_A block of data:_

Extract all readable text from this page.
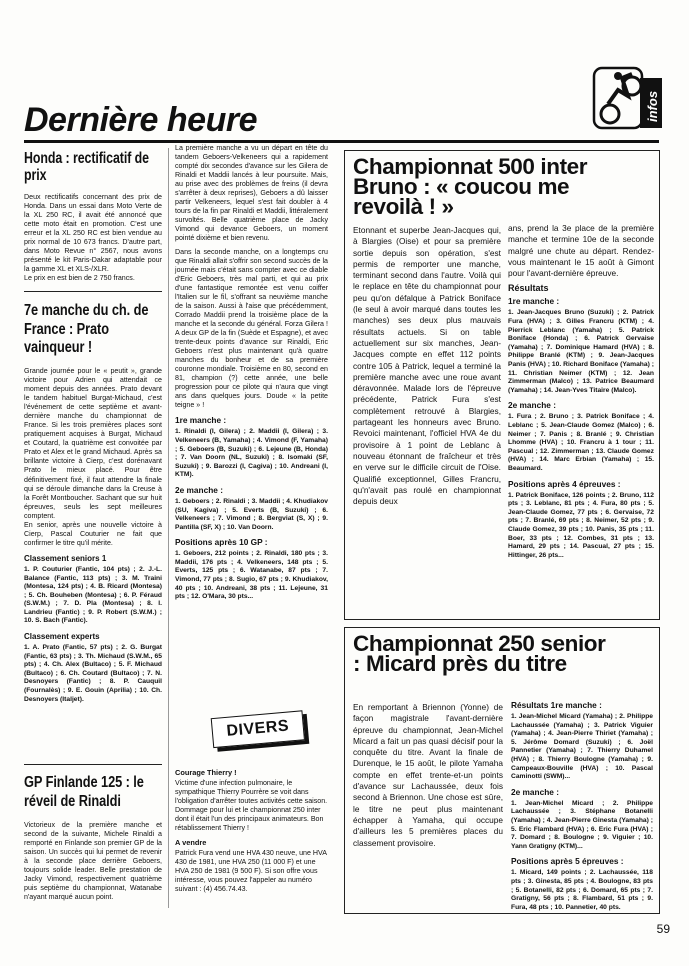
Dernière heure	infos
Honda : rectificatif de prix
Deux rectificatifs concernant des prix de Honda. Dans un essai dans Moto Verte de la XL 250 RC, il avait été annoncé que cette moto était en promotion. C'est une erreur et la XL 250 RC est bien vendue au prix normal de 10 673 francs. D'autre part, dans Moto Revue n° 2567, nous avons présenté le kit Paris-Dakar adaptable pour la gamme XL et XLS-/XLR.
Le prix en est bien de 2 750 francs.
7e manche du ch. de France : Prato vainqueur !
Grande journée pour le « peutit », grande victoire pour Adrien qui attendait ce moment depuis des années. Prato devant le tandem habituel Burgat-Michaud, c'est l'événement de cette septième et avant-dernière manche du championnat de France. Si les trois premières places sont pratiquement acquises à Burgat, Michaud et Coutard, la quatrième est convoitée par Prato et Alex et le grand Michaud. Après sa brillante victoire à Cierp, c'est dorénavant Prato le mieux placé. Pour être définitivement fixé, il faut attendre la finale qui se déroule dimanche dans la Creuse à la Forêt Montboucher. Sachant que sur huit épreuves, seuls les sept meilleures comptent.
En senior, après une nouvelle victoire à Cierp, Pascal Couturier ne fait que confirmer le titre qu'il mérite.
Classement seniors 1
1. P. Couturier (Fantic, 104 pts) ; 2. J.-L. Balance (Fantic, 113 pts) ; 3. M. Traini (Montesa, 124 pts) ; 4. B. Ricard (Montesa) ; 5. Ch. Bouheben (Montesa) ; 6. P. Féraud (S.W.M.) ; 7. D. Pla (Montesa) ; 8. I. Landrieu (Fantic) ; 9. P. Robert (S.W.M.) ; 10. S. Bach (Fantic).
Classement experts
1. A. Prato (Fantic, 57 pts) ; 2. G. Burgat (Fantic, 63 pts) ; 3. Th. Michaud (S.W.M., 65 pts) ; 4. Ch. Alex (Bultaco) ; 5. F. Michaud (Bultaco) ; 6. Ch. Coutard (Bultaco) ; 7. N. Desnoyers (Fantic) ; 8. P. Cauquil (Fournalès) ; 9. E. Gouin (Aprilia) ; 10. Ch. Desnoyers (Italjet).
GP Finlande 125 : le réveil de Rinaldi
Victorieux de la première manche et second de la suivante, Michele Rinaldi a remporté en Finlande son premier GP de la saison. Un succès qui lui permet de revenir à la seconde place derrière Geboers, toujours solide leader. Belle prestation de Jacky Vimond, respectivement quatrième puis septième du championnat, Watanabe n'ayant marqué aucun point.
La première manche a vu un départ en tête du tandem Geboers-Velkeneers qui a rapidement compté dix secondes d'avance sur les Gilera de Rinaldi et Maddii lancés à leur poursuite. Mais, au prise avec des problèmes de freins (il devra s'arrêter à deux reprises), Geboers a dû laisser partir Velkeneers, lequel s'est fait doubler à 4 tours de la fin par Rinaldi et Maddii, littéralement survoltés. Belle quatrième place de Jacky Vimond qui devance Geboers, un moment pointé dixième et bien revenu.
Dans la seconde manche, on a longtemps cru que Rinaldi allait s'offrir son second succès de la journée mais c'était sans compter avec ce diable d'Eric Geboers, très mal parti, et qui au prix d'une fantastique remontée est venu coiffer l'Italien sur le fil, s'offrant sa neuvième manche de la saison. Aussi à l'aise que précédemment, Corrado Maddii prend la troisième place de la manche et la seconde du général. Forza Gilera ! A deux GP de la fin (Suède et Espagne), et avec trente-deux points d'avance sur Rinaldi, Eric Geboers n'est plus maintenant qu'à quatre manches du bonheur et de sa première couronne mondiale. Troisième en 80, second en 81, champion (?) cette année, une belle progression pour ce pilote qui n'aura que vingt ans dans quelques jours. Doude « la petite teigne » !
1re manche :
1. Rinaldi (I, Gilera) ; 2. Maddii (I, Gilera) ; 3. Velkeneers (B, Yamaha) ; 4. Vimond (F, Yamaha) ; 5. Geboers (B, Suzuki) ; 6. Lejeune (B, Honda) ; 7. Van Doorn (NL, Suzuki) ; 8. Isomaki (SF, Suzuki) ; 9. Barozzi (I, Cagiva) ; 10. Andreani (I, KTM).
2e manche :
1. Geboers ; 2. Rinaldi ; 3. Maddii ; 4. Khudiakov (SU, Kagiva) ; 5. Everts (B, Suzuki) ; 6. Velkeneers ; 7. Vimond ; 8. Bergviat (S, X) ; 9. Pantilla (SF, X) ; 10. Van Doorn.
Positions après 10 GP :
1. Geboers, 212 points ; 2. Rinaldi, 180 pts ; 3. Maddii, 176 pts ; 4. Velkeneers, 148 pts ; 5. Everts, 125 pts ; 6. Watanabe, 87 pts ; 7. Vimond, 77 pts ; 8. Sugio, 67 pts ; 9. Khudiakov, 40 pts ; 10. Andreani, 38 pts ; 11. Lejeune, 31 pts ; 12. O'Mara, 30 pts...
DIVERS
Courage Thierry !
Victime d'une infection pulmonaire, le sympathique Thierry Pourrère se voit dans l'obligation d'arrêter toutes activités cette saison. Dommage pour lui et le championnat 250 inter dont il était l'un des principaux animateurs. Bon rétablissement Thierry !
A vendre
Patrick Fura vend une HVA 430 neuve, une HVA 430 de 1981, une HVA 250 (11 000 F) et une HVA 250 de 1981 (9 500 F). Si son offre vous intéresse, vous pouvez l'appeler au numéro suivant : (4) 456.74.43.
Championnat 500 inter Bruno : « coucou me revoilà ! »
Etonnant et superbe Jean-Jacques qui, à Blargies (Oise) et pour sa première sortie depuis son opération, s'est permis de remporter une manche, terminant second dans l'autre. Voilà qui le replace en tête du championnat pour peu qu'on défalque à Patrick Boniface (le seul à avoir marqué dans toutes les manches) ses deux plus mauvais résultats actuels. Si on table actuellement sur six manches, Jean-Jacques compte en effet 112 points contre 105 à Patrick, lequel a terminé la première manche avec une roue avant déravonnée. Malade lors de l'épreuve précédente, Patrick Fura s'est complètement retrouvé à Blargies, partageant les honneurs avec Bruno. Revoici maintenant, l'officiel HVA 4e du provisoire à 1 point de Leblanc à nouveau étonnant de fraîcheur et très en verve sur le difficile circuit de l'Oise. Qualifié exceptionnel, Gilles Francru, qu'n'avait pas roulé en championnat depuis deux
ans, prend la 3e place de la première manche et termine 10e de la seconde malgré une chute au départ. Rendez-vous maintenant le 15 août à Gimont pour l'avant-dernière épreuve.
Résultats
1re manche :
1. Jean-Jacques Bruno (Suzuki) ; 2. Patrick Fura (HVA) ; 3. Gilles Francru (KTM) ; 4. Pierrick Leblanc (Yamaha) ; 5. Patrick Boniface (Honda) ; 6. Patrick Gervaise (Yamaha) ; 7. Dominique Hamard (HVA) ; 8. Philippe Branlé (KTM) ; 9. Jean-Jacques Panis (HVA) ; 10. Richard Boniface (Yamaha) ; 11. Christian Neimer (KTM) ; 12. Jean Zimmerman (Malco) ; 13. Patrice Beaumard (Yamaha) ; 14. Jean-Yves Titaire (Malco).
2e manche :
1. Fura ; 2. Bruno ; 3. Patrick Boniface ; 4. Leblanc ; 5. Jean-Claude Gomez (Malco) ; 6. Neimer ; 7. Panis ; 8. Branlé ; 9. Christian Lhomme (HVA) ; 10. Francru à 1 tour ; 11. Pascual ; 12. Zimmerman ; 13. Claude Gomez (HVA) ; 14. Marc Erbian (Yamaha) ; 15. Beaumard.
Positions après 4 épreuves :
1. Patrick Boniface, 126 points ; 2. Bruno, 112 pts ; 3. Leblanc, 81 pts ; 4. Fura, 80 pts ; 5. Jean-Claude Gomez, 77 pts ; 6. Gervaise, 72 pts ; 7. Branlé, 69 pts ; 8. Neimer, 52 pts ; 9. Claude Gomez, 39 pts ; 10. Panis, 35 pts ; 11. Boer, 33 pts ; 12. Combes, 31 pts ; 13. Hamard, 29 pts ; 14. Pascual, 27 pts ; 15. Hittinger, 26 pts...
Championnat 250 senior : Micard près du titre
En remportant à Briennon (Yonne) de façon magistrale l'avant-dernière épreuve du championnat, Jean-Michel Micard a fait un pas quasi décisif pour la conquête du titre. Avant la finale de Durenque, le 15 août, le pilote Yamaha compte en effet trente-et-un points d'avance sur Lachaussée, deux fois second à Briennon. Une chose est sûre, le titre ne peut plus maintenant échapper à Yamaha, qui occupe d'ailleurs les 5 premières places du classement provisoire.
Résultats 1re manche :
1. Jean-Michel Micard (Yamaha) ; 2. Philippe Lachaussée (Yamaha) ; 3. Patrick Viguier (Yamaha) ; 4. Jean-Pierre Thiriet (Yamaha) ; 5. Jérôme Domard (Suzuki) ; 6. Joël Pannetier (Yamaha) ; 7. Thierry Duhamel (HVA) ; 8. Thierry Boulogne (Yamaha) ; 9. Campeaux-Bouville (HVA) ; 10. Pascal Caminotti (SWM)...
2e manche :
1. Jean-Michel Micard ; 2. Philippe Lachaussée ; 3. Stéphane Botanelli (Yamaha) ; 4. Jean-Pierre Ginesta (Yamaha) ; 5. Eric Flambard (HVA) ; 6. Eric Fura (HVA) ; 7. Domard ; 8. Boulogne ; 9. Viguier ; 10. Yann Gratigny (KTM)...
Positions après 5 épreuves :
1. Micard, 149 points ; 2. Lachaussée, 118 pts ; 3. Ginesta, 85 pts ; 4. Boulogne, 83 pts ; 5. Botanelli, 82 pts ; 6. Domard, 65 pts ; 7. Gratigny, 56 pts ; 8. Flambard, 51 pts ; 9. Fura, 48 pts ; 10. Pannetier, 40 pts.
59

_REQUIREMENT:_ Gather each line from the entries above that includes the word "Pierre".

_COMPLETED TASK:_
1. Jean-Michel Micard (Yamaha) ; 2. Philippe Lachaussée (Yamaha) ; 3. Patrick Viguier (Yamaha) ; 4. Jean-Pierre Thiriet (Yamaha) ; 5. Jérôme Domard (Suzuki) ; 6. Joël Pannetier (Yamaha) ; 7. Thierry Duhamel (HVA) ; 8. Thierry Boulogne (Yamaha) ; 9. Campeaux-Bouville (HVA) ; 10. Pascal Caminotti (SWM)...
1. Jean-Michel Micard ; 2. Philippe Lachaussée ; 3. Stéphane Botanelli (Yamaha) ; 4. Jean-Pierre Ginesta (Yamaha) ; 5. Eric Flambard (HVA) ; 6. Eric Fura (HVA) ; 7. Domard ; 8. Boulogne ; 9. Viguier ; 10. Yann Gratigny (KTM)...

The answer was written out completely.